Find the lines holding the word "WIND" and collect them.

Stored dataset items
--- START ---

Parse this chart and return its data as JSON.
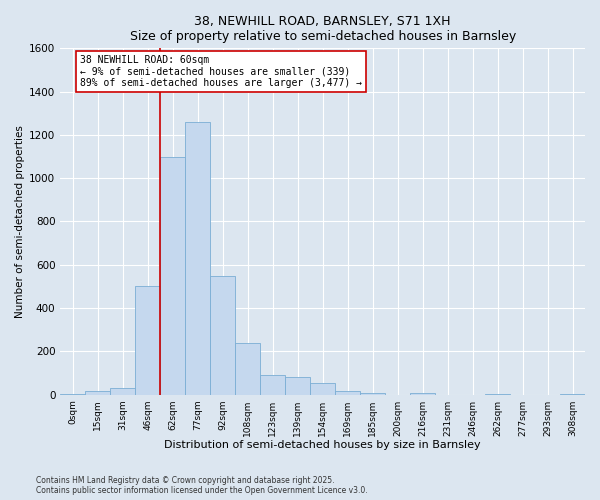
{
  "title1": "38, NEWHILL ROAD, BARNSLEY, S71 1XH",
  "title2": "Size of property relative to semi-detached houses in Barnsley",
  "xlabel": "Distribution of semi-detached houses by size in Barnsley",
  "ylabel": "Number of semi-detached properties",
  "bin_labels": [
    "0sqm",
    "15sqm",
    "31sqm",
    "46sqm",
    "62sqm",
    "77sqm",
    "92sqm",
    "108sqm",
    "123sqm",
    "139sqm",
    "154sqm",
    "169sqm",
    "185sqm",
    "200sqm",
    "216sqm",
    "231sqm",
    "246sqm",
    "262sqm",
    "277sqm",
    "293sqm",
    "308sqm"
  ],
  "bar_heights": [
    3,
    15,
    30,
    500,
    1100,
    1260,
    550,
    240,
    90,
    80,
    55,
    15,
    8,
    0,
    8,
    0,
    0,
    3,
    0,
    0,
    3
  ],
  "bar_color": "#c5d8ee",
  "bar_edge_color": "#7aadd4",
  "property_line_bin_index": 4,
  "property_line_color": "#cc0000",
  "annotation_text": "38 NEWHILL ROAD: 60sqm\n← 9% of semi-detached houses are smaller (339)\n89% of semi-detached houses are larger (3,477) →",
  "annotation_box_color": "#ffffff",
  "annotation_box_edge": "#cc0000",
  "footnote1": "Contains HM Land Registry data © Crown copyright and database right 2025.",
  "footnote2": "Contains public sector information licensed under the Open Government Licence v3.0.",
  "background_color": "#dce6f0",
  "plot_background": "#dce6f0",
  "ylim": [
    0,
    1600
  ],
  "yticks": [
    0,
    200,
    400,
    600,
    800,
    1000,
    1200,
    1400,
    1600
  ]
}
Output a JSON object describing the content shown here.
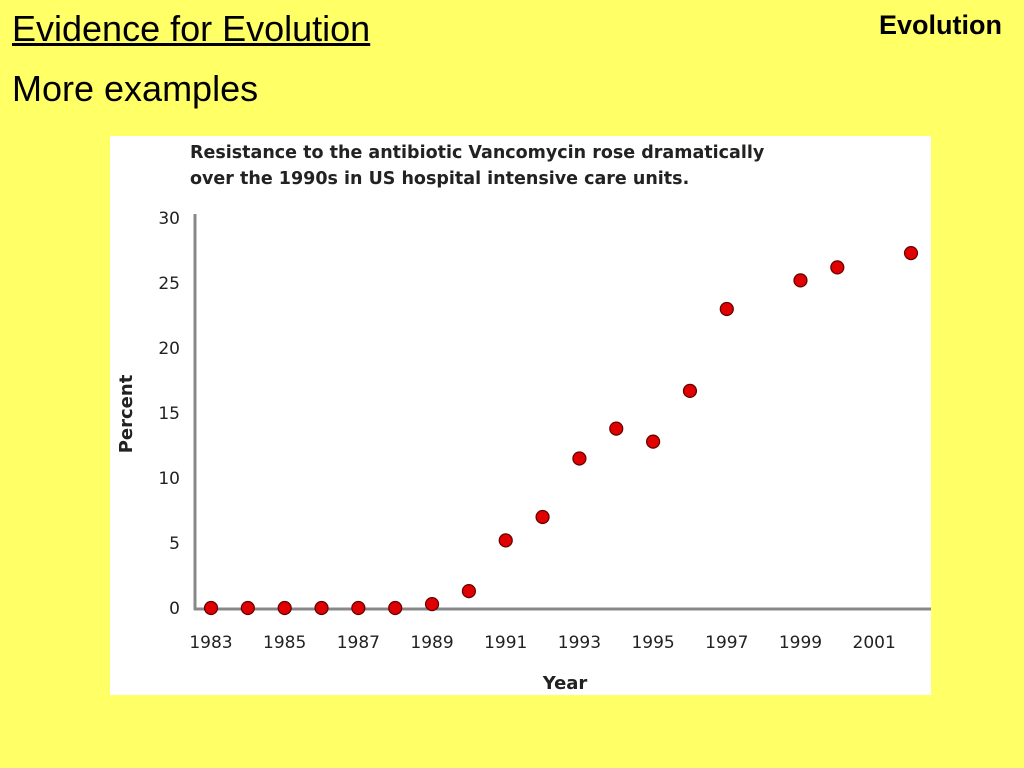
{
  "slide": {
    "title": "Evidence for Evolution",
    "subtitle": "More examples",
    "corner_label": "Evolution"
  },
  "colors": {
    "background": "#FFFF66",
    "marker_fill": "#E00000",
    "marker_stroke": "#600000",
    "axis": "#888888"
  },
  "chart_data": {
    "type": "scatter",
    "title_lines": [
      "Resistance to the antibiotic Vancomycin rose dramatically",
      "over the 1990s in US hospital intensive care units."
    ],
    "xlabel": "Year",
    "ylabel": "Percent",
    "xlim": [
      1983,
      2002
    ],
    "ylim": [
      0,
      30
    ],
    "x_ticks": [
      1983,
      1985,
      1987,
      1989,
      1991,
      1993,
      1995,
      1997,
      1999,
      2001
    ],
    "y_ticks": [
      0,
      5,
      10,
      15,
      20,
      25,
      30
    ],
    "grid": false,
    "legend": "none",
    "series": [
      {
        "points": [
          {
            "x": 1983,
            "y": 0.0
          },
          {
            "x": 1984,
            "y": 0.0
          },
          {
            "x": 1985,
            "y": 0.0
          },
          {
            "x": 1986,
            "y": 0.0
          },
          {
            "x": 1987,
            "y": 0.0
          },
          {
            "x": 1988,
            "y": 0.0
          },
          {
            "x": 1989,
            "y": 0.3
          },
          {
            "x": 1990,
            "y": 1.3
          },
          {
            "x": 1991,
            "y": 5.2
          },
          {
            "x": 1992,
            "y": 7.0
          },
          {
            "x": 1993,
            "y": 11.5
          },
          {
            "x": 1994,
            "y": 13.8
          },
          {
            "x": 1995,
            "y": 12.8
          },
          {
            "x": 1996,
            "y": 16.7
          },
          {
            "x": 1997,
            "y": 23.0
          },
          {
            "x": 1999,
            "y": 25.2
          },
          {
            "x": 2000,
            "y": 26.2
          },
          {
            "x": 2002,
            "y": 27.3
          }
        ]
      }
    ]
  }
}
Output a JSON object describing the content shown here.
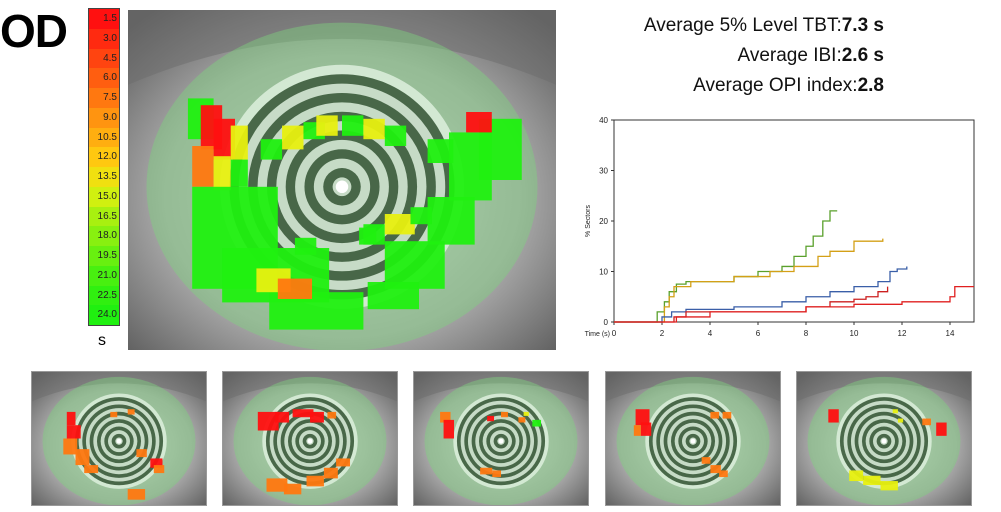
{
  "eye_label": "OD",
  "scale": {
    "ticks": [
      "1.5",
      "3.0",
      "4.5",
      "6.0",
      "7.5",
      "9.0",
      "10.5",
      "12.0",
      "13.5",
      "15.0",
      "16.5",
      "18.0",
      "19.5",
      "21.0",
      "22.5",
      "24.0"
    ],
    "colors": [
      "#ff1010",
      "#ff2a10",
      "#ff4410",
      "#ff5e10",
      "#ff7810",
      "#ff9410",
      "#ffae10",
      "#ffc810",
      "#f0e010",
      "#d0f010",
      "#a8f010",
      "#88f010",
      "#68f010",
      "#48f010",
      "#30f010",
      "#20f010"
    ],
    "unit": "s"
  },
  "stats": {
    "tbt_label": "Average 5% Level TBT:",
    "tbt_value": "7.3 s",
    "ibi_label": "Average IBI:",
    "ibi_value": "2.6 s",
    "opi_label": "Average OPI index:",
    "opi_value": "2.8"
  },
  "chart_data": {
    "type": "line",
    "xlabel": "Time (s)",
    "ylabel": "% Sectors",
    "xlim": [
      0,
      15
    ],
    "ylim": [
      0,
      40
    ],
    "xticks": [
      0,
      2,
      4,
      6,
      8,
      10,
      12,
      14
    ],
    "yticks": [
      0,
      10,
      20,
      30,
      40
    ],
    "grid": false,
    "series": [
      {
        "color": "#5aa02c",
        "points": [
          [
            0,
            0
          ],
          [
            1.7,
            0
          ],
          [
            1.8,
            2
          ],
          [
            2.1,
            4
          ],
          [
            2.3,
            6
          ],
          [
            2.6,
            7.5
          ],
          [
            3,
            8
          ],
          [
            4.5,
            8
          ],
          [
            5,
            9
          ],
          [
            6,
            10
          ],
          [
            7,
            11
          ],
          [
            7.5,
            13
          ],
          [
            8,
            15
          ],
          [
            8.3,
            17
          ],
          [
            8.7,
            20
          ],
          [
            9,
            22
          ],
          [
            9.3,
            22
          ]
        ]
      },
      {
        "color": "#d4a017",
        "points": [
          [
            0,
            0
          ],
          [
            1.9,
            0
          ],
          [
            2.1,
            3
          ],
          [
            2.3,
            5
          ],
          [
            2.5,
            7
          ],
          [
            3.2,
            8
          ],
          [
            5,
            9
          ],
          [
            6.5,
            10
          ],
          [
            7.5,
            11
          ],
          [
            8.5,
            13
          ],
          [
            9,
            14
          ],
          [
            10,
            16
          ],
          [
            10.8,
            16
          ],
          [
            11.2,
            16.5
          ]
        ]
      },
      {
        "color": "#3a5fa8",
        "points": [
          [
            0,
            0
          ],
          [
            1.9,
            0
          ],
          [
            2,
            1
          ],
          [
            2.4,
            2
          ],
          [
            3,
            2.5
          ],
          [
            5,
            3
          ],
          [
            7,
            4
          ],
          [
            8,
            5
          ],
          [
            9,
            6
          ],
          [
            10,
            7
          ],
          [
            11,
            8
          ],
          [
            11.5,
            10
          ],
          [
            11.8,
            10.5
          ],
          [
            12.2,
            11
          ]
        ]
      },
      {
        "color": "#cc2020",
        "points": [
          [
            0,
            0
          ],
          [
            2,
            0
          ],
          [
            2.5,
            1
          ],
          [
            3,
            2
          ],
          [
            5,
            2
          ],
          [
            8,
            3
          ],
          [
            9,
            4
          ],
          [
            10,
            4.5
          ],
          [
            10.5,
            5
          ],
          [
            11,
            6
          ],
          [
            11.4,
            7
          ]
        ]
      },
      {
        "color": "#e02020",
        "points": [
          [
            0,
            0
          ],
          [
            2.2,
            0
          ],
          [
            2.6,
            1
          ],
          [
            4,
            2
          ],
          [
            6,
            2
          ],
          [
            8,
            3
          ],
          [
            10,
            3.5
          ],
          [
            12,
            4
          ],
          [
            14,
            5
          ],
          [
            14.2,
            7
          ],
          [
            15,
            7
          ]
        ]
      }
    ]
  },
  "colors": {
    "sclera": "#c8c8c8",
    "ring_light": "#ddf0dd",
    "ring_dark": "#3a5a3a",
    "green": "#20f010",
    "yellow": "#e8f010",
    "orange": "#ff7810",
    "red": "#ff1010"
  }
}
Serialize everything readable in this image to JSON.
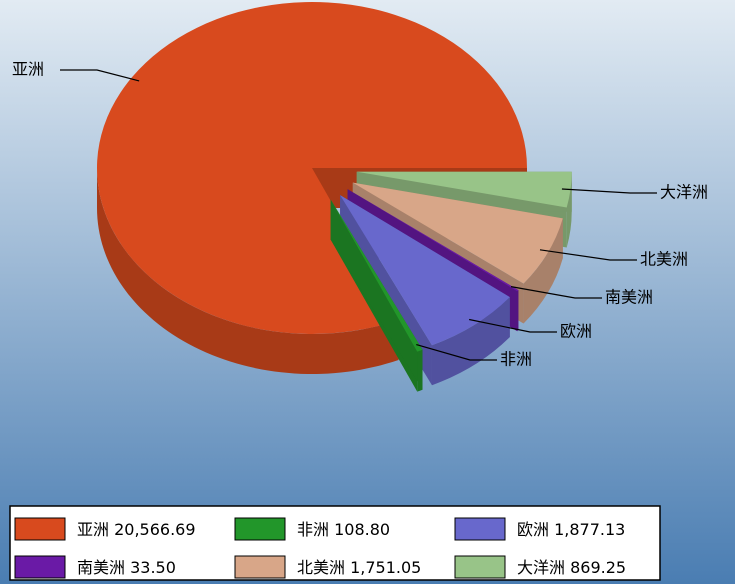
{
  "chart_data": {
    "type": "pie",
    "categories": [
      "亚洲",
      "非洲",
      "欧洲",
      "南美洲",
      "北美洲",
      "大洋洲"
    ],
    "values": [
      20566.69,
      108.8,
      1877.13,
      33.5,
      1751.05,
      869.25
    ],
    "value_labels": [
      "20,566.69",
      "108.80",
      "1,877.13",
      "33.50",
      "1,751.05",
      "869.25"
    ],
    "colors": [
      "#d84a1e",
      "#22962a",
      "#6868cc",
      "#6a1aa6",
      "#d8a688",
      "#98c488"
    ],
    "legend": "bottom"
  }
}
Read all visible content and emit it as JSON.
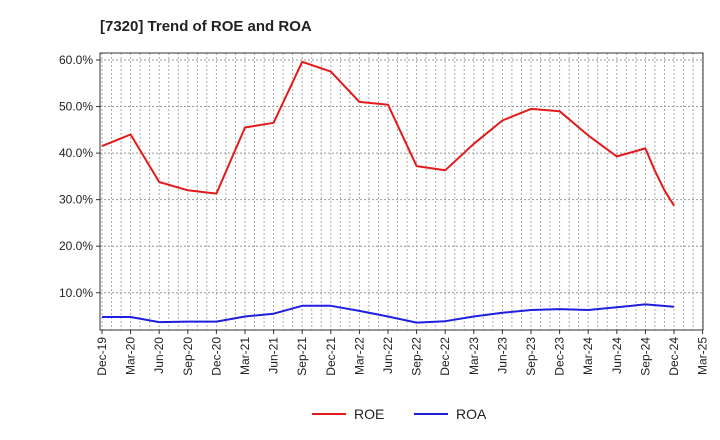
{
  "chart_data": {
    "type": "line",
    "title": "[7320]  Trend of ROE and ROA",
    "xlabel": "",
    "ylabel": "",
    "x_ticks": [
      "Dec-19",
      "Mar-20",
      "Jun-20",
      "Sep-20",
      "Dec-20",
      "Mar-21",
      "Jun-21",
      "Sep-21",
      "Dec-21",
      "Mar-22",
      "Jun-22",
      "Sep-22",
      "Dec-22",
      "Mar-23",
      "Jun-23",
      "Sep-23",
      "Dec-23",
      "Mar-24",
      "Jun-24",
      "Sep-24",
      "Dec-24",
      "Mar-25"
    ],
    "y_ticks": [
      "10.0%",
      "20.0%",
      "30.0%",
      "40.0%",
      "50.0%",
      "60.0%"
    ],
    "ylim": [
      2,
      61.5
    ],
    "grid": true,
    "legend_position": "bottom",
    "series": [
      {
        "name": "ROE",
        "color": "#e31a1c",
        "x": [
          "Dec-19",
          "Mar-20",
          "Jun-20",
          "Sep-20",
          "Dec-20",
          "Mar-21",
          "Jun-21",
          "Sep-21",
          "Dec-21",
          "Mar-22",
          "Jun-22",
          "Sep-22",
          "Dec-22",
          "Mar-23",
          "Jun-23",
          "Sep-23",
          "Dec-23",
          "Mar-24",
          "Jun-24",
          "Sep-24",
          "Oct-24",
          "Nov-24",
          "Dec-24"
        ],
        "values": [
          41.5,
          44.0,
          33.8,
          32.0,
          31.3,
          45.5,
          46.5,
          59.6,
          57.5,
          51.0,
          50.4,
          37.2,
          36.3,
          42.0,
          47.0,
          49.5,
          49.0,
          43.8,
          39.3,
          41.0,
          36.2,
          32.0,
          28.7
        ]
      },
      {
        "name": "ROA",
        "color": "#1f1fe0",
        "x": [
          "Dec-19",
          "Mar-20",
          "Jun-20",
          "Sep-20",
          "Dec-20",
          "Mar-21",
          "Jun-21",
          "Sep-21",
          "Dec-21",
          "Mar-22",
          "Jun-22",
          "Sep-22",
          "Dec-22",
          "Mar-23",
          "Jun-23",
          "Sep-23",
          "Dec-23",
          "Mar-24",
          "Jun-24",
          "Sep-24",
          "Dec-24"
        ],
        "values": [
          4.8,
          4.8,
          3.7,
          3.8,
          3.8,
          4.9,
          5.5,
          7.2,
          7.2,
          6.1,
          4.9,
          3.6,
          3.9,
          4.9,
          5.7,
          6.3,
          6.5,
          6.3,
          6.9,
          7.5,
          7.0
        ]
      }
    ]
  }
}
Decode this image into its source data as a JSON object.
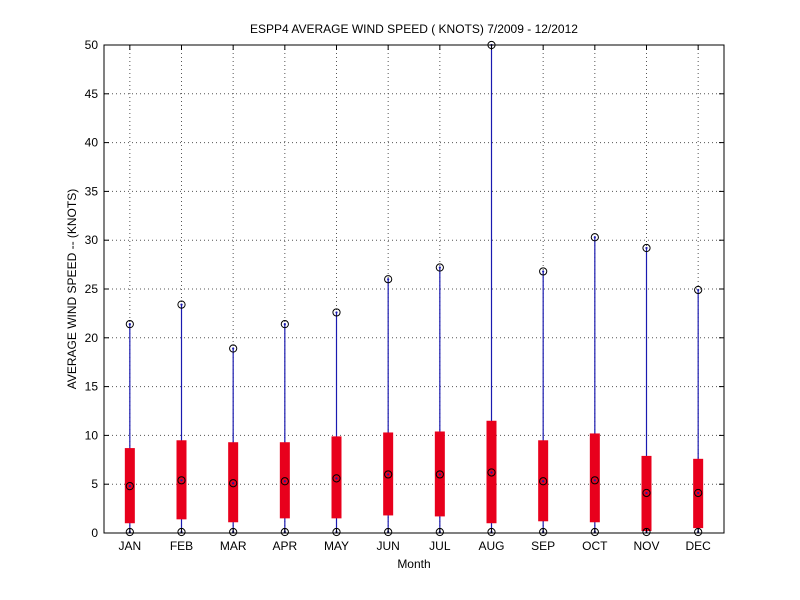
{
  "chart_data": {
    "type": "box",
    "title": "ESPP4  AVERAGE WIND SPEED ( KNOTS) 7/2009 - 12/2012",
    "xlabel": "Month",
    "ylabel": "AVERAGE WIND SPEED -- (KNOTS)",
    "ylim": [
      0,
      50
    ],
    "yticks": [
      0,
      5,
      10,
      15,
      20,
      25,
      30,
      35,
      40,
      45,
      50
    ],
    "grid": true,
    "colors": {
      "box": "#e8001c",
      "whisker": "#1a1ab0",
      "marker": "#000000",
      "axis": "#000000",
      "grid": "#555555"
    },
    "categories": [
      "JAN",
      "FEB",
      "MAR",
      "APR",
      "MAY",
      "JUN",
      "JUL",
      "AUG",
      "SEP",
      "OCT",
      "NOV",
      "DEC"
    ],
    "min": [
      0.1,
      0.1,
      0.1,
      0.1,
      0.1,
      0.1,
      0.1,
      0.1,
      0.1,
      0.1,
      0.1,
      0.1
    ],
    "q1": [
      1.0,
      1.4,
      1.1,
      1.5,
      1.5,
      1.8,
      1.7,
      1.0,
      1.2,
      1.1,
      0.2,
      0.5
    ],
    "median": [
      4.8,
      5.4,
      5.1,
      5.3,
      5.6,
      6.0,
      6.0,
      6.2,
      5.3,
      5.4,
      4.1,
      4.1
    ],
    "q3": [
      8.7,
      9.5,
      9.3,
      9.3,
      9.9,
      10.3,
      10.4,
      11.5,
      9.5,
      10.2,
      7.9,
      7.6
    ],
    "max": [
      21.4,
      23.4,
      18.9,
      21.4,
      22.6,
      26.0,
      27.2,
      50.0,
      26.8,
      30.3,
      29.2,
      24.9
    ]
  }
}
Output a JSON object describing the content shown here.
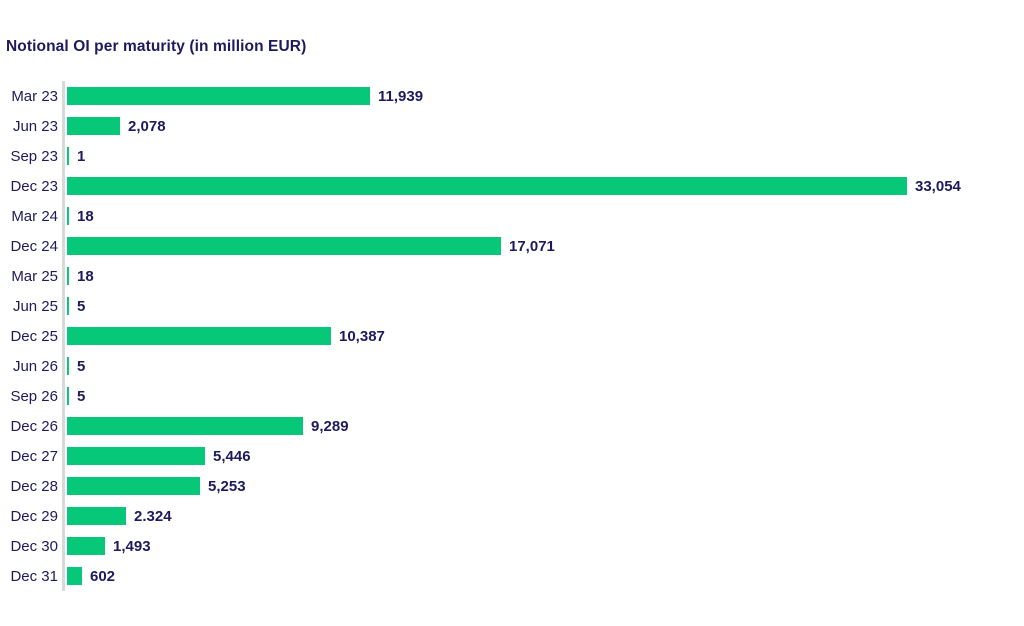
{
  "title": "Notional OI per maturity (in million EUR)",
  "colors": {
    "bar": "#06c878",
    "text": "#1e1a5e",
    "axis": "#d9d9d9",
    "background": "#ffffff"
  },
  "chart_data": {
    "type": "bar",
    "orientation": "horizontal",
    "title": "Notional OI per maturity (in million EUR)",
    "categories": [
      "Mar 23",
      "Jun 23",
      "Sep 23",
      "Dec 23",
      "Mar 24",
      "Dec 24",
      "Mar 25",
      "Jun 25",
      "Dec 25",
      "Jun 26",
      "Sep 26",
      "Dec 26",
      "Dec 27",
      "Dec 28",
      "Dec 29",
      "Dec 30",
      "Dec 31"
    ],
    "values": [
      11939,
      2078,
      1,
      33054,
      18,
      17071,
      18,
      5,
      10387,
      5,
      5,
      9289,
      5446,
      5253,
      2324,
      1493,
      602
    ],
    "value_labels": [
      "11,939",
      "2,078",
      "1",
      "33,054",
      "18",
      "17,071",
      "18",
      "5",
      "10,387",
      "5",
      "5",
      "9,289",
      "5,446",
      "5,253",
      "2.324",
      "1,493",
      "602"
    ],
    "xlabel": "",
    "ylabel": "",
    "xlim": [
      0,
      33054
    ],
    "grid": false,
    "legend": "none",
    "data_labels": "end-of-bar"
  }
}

--- END ---

### ANSWER TO THE EXERCISE
    "title": "ESPP4  AVERAGE WIND SPEED ( KNOTS) 7/2009 - 12/2012",
    "ylabel": "AVERAGE WIND SPEED -- (KNOTS)",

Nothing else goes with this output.